**Data listing:**

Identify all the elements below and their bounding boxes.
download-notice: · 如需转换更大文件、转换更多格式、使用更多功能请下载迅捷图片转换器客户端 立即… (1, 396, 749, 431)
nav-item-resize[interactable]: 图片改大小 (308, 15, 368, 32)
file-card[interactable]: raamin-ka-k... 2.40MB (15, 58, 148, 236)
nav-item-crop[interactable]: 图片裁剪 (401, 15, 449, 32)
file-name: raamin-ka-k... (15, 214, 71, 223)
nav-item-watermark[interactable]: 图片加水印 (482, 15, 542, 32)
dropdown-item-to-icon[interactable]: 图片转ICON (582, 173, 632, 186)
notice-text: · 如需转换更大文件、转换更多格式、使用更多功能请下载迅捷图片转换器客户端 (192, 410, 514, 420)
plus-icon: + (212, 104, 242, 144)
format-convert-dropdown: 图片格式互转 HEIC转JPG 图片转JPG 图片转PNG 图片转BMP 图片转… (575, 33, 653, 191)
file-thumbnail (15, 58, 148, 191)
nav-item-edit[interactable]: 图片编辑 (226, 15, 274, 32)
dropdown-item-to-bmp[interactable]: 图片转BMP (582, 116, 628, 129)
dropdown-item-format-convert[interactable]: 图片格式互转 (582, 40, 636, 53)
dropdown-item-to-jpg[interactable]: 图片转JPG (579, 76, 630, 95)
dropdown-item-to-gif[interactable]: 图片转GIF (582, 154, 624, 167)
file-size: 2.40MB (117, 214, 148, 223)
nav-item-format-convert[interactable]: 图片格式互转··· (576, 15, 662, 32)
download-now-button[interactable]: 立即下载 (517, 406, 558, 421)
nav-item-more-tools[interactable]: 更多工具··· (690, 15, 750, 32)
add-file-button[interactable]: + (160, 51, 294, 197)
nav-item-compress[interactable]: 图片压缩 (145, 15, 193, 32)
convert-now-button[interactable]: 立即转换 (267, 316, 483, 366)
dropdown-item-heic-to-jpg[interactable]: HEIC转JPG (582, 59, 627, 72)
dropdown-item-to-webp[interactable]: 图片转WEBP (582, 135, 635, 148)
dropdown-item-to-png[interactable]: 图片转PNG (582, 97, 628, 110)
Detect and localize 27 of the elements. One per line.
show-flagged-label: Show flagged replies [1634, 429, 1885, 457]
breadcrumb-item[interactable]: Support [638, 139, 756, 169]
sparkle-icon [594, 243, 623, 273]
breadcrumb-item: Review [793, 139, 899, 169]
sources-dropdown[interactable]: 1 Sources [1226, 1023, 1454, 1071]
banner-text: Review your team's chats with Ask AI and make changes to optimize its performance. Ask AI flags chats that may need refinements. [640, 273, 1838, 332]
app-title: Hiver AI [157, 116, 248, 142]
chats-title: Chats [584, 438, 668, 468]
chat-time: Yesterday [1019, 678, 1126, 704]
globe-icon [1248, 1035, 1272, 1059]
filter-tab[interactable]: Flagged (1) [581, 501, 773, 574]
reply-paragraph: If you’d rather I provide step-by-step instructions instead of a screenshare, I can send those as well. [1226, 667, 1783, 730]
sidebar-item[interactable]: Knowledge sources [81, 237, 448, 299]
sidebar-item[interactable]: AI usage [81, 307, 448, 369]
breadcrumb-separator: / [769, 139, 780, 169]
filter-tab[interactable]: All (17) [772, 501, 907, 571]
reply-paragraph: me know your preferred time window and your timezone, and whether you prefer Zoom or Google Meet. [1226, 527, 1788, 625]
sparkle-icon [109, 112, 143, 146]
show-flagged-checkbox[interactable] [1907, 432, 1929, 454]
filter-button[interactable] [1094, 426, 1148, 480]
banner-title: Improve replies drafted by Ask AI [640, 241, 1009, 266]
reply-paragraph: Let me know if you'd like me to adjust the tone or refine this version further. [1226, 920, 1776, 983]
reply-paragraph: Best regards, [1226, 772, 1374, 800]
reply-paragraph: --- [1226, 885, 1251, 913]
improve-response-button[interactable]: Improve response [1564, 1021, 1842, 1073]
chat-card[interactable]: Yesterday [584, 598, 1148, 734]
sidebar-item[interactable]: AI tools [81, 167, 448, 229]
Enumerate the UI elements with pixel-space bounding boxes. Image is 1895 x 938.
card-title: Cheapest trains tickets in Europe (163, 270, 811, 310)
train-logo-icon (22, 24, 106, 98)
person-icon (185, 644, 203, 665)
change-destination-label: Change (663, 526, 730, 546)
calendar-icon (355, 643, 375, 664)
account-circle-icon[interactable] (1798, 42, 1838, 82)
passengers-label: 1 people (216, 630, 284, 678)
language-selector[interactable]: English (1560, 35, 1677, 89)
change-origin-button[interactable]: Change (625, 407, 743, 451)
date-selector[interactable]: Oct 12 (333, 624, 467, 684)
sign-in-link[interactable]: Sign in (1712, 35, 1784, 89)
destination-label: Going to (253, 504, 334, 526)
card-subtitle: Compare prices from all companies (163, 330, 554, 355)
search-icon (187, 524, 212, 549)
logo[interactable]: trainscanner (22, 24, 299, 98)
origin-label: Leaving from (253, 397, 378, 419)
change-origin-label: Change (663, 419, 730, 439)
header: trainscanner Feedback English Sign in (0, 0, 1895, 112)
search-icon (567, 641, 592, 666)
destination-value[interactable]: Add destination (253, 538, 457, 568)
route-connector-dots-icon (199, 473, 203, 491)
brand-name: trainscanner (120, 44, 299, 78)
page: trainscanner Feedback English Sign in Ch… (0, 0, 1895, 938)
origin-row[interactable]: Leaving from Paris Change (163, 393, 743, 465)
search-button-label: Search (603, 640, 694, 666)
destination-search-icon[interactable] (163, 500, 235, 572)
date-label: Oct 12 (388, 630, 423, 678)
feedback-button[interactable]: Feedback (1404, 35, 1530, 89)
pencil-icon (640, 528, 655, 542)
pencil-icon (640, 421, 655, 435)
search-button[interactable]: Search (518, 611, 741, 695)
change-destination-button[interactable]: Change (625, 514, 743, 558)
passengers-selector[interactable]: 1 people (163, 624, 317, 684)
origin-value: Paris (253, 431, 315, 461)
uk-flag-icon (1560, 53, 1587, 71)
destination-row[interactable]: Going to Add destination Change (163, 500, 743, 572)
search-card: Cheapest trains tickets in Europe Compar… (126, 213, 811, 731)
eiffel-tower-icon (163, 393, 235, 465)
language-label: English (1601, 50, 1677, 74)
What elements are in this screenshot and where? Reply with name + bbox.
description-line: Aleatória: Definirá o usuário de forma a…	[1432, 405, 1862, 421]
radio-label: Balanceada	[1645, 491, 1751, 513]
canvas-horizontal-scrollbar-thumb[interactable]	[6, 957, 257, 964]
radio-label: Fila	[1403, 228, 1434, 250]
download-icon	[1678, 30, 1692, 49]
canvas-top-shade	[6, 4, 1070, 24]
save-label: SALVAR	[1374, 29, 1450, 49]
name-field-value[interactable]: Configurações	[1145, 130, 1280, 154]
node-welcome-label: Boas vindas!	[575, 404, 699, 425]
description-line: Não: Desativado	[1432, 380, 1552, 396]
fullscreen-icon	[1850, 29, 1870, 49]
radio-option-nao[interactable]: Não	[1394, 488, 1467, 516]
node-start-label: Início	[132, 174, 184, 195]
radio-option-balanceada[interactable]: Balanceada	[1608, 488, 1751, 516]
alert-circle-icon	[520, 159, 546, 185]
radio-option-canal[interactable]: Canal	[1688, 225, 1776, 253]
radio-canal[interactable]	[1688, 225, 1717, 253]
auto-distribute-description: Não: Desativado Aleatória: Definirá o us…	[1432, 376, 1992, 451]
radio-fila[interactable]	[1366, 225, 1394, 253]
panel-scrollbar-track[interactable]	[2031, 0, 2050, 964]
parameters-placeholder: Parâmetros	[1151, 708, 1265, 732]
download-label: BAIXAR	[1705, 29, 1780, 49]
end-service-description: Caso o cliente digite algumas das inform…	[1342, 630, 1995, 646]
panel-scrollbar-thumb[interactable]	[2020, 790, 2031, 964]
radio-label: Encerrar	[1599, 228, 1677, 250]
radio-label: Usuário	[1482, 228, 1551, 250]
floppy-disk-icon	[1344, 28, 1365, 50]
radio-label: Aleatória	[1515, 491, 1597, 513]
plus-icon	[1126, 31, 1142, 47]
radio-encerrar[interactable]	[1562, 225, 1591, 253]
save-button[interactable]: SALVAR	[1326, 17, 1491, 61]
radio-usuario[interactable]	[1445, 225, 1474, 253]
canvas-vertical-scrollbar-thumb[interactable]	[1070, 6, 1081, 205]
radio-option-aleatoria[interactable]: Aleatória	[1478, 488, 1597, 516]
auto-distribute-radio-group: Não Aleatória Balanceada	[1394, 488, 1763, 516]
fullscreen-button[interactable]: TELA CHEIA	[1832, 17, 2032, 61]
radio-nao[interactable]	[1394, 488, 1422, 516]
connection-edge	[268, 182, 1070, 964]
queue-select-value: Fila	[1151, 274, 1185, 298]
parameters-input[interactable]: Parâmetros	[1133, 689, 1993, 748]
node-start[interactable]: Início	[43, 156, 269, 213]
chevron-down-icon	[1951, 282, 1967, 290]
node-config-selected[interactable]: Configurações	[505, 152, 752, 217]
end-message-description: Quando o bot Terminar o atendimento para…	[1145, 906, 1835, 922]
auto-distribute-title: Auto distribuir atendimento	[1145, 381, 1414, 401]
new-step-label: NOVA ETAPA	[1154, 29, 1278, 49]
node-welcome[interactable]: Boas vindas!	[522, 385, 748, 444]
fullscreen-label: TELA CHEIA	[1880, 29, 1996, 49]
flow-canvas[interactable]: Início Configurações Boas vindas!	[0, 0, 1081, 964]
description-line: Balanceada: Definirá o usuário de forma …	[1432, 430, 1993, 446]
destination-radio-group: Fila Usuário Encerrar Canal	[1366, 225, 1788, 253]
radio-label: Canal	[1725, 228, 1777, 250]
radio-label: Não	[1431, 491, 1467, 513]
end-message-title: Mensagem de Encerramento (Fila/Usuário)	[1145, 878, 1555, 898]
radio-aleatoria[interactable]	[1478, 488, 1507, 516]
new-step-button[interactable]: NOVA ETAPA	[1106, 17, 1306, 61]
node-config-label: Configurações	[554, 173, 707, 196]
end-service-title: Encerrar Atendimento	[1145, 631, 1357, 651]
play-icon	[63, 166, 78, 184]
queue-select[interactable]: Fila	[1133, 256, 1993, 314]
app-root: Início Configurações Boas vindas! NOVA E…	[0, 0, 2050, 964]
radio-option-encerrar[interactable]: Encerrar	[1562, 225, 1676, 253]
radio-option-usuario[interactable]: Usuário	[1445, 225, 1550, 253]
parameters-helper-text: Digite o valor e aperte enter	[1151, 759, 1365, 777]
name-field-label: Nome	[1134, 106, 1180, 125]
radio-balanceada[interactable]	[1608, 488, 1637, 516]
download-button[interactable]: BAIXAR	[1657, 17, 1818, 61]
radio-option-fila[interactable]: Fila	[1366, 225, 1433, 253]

**Problem to solve:** Please output the listing as a numbered list, from its first line through the line that contains "dropdown-item-to-jpg[interactable]: 图片转JPG (579, 76, 630, 95)", and leave out any blank lines.

**Reply:**
1. Identify all the elements below and their bounding boxes.
2. download-notice: · 如需转换更大文件、转换更多格式、使用更多功能请下载迅捷图片转换器客户端 立即… (1, 396, 749, 431)
3. nav-item-resize[interactable]: 图片改大小 (308, 15, 368, 32)
4. file-card[interactable]: raamin-ka-k... 2.40MB (15, 58, 148, 236)
5. nav-item-crop[interactable]: 图片裁剪 (401, 15, 449, 32)
6. file-name: raamin-ka-k... (15, 214, 71, 223)
7. nav-item-watermark[interactable]: 图片加水印 (482, 15, 542, 32)
8. dropdown-item-to-icon[interactable]: 图片转ICON (582, 173, 632, 186)
9. notice-text: · 如需转换更大文件、转换更多格式、使用更多功能请下载迅捷图片转换器客户端 (192, 410, 514, 420)
10. plus-icon: + (212, 104, 242, 144)
11. format-convert-dropdown: 图片格式互转 HEIC转JPG 图片转JPG 图片转PNG 图片转BMP 图片转… (575, 33, 653, 191)
12. file-thumbnail (15, 58, 148, 191)
13. nav-item-edit[interactable]: 图片编辑 (226, 15, 274, 32)
14. dropdown-item-to-bmp[interactable]: 图片转BMP (582, 116, 628, 129)
15. dropdown-item-format-convert[interactable]: 图片格式互转 (582, 40, 636, 53)
16. dropdown-item-to-jpg[interactable]: 图片转JPG (579, 76, 630, 95)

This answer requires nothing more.